What to work on: Reproduce all lines of the listing below in which the word "considers" occurs.

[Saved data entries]
========================================================================
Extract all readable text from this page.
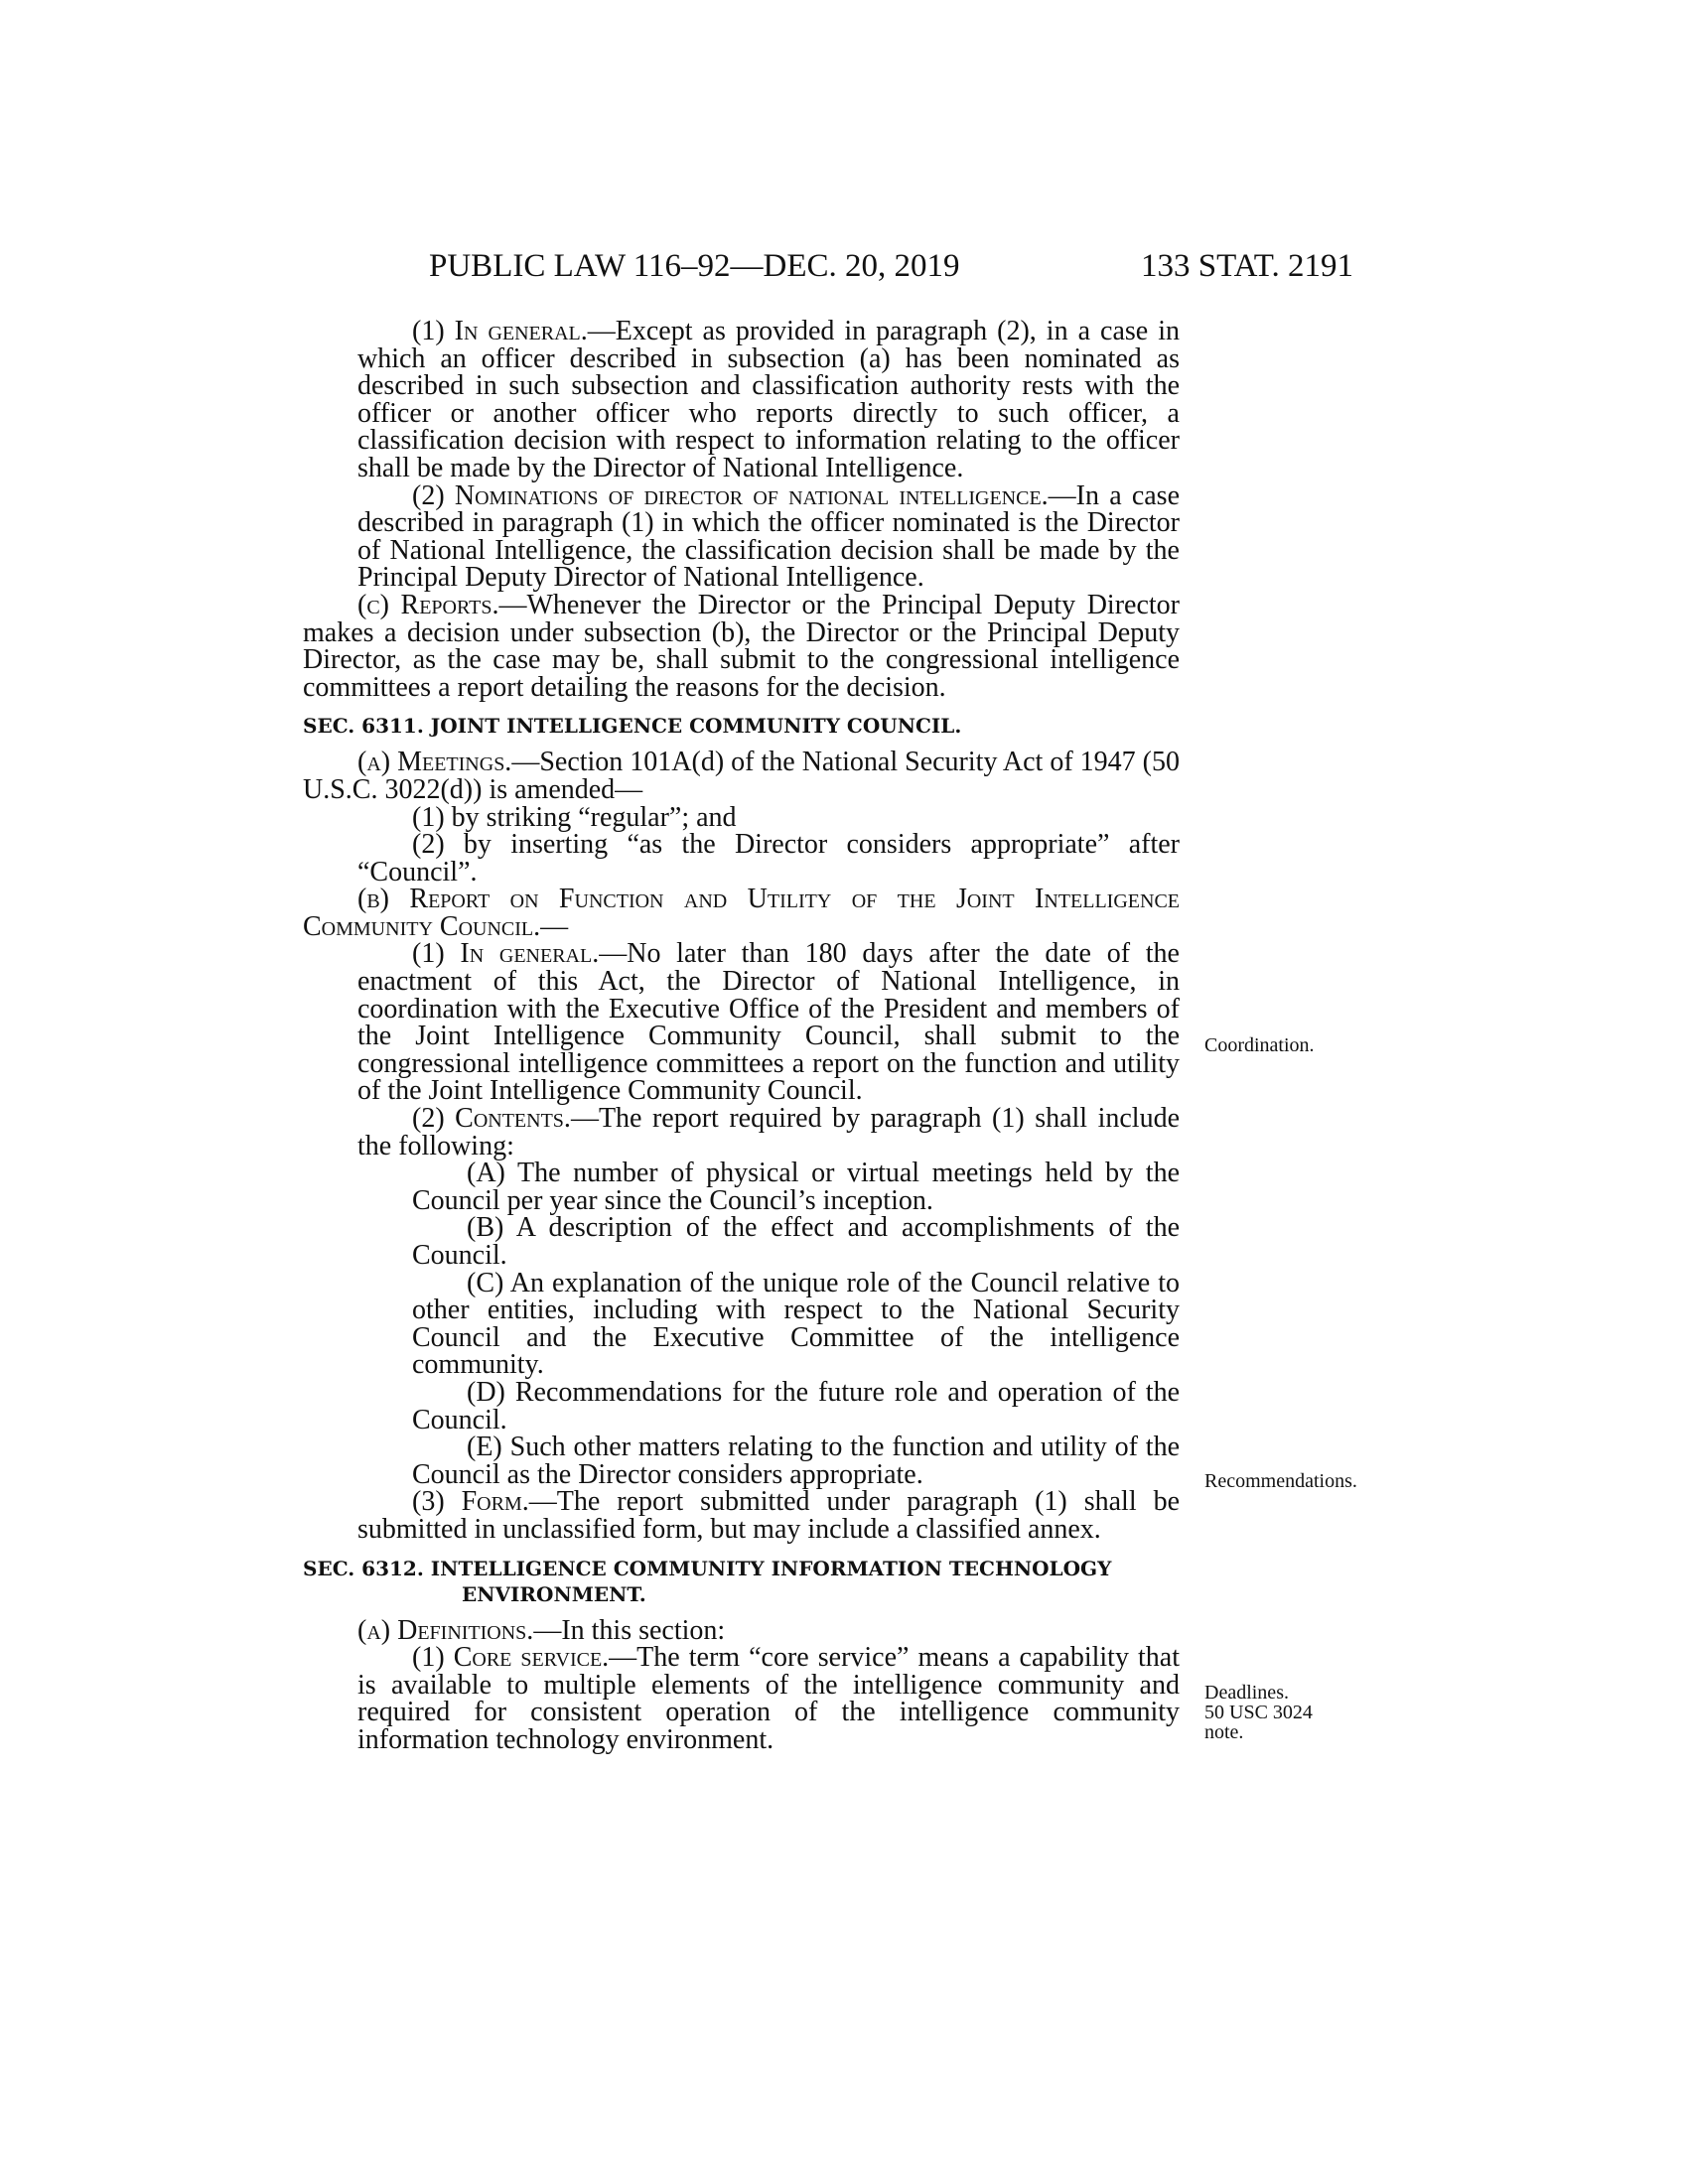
PUBLIC LAW 116–92—DEC. 20, 2019	133 STAT. 2191

(1) In general.—Except as provided in paragraph (2), in a case in which an officer described in subsection (a) has been nominated as described in such subsection and classification authority rests with the officer or another officer who reports directly to such officer, a classification decision with respect to information relating to the officer shall be made by the Director of National Intelligence.

(2) Nominations of director of national intelligence.—In a case described in paragraph (1) in which the officer nominated is the Director of National Intelligence, the classification decision shall be made by the Principal Deputy Director of National Intelligence.

(c) Reports.—Whenever the Director or the Principal Deputy Director makes a decision under subsection (b), the Director or the Principal Deputy Director, as the case may be, shall submit to the congressional intelligence committees a report detailing the reasons for the decision.

SEC. 6311. JOINT INTELLIGENCE COMMUNITY COUNCIL.

(a) Meetings.—Section 101A(d) of the National Security Act of 1947 (50 U.S.C. 3022(d)) is amended—

(1) by striking “regular”; and

(2) by inserting “as the Director considers appropriate” after “Council”.

(b) Report on Function and Utility of the Joint Intelligence Community Council.—

(1) In general.—No later than 180 days after the date of the enactment of this Act, the Director of National Intelligence, in coordination with the Executive Office of the President and members of the Joint Intelligence Community Council, shall submit to the congressional intelligence committees a report on the function and utility of the Joint Intelligence Community Council.

(2) Contents.—The report required by paragraph (1) shall include the following:

(A) The number of physical or virtual meetings held by the Council per year since the Council’s inception.

(B) A description of the effect and accomplishments of the Council.

(C) An explanation of the unique role of the Council relative to other entities, including with respect to the National Security Council and the Executive Committee of the intelligence community.

(D) Recommendations for the future role and operation of the Council.

(E) Such other matters relating to the function and utility of the Council as the Director considers appropriate.

(3) Form.—The report submitted under paragraph (1) shall be submitted in unclassified form, but may include a classified annex.

SEC. 6312. INTELLIGENCE COMMUNITY INFORMATION TECHNOLOGY
ENVIRONMENT.

(a) Definitions.—In this section:

(1) Core service.—The term “core service” means a capability that is available to multiple elements of the intelligence community and required for consistent operation of the intelligence community information technology environment.

Coordination.
Recommendations.
Deadlines.
50 USC 3024
note.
========================================================================
Solution:
(2) by inserting “as the Director considers appropriate” after “Council”.
(E) Such other matters relating to the function and utility of the Council as the Director considers appropriate.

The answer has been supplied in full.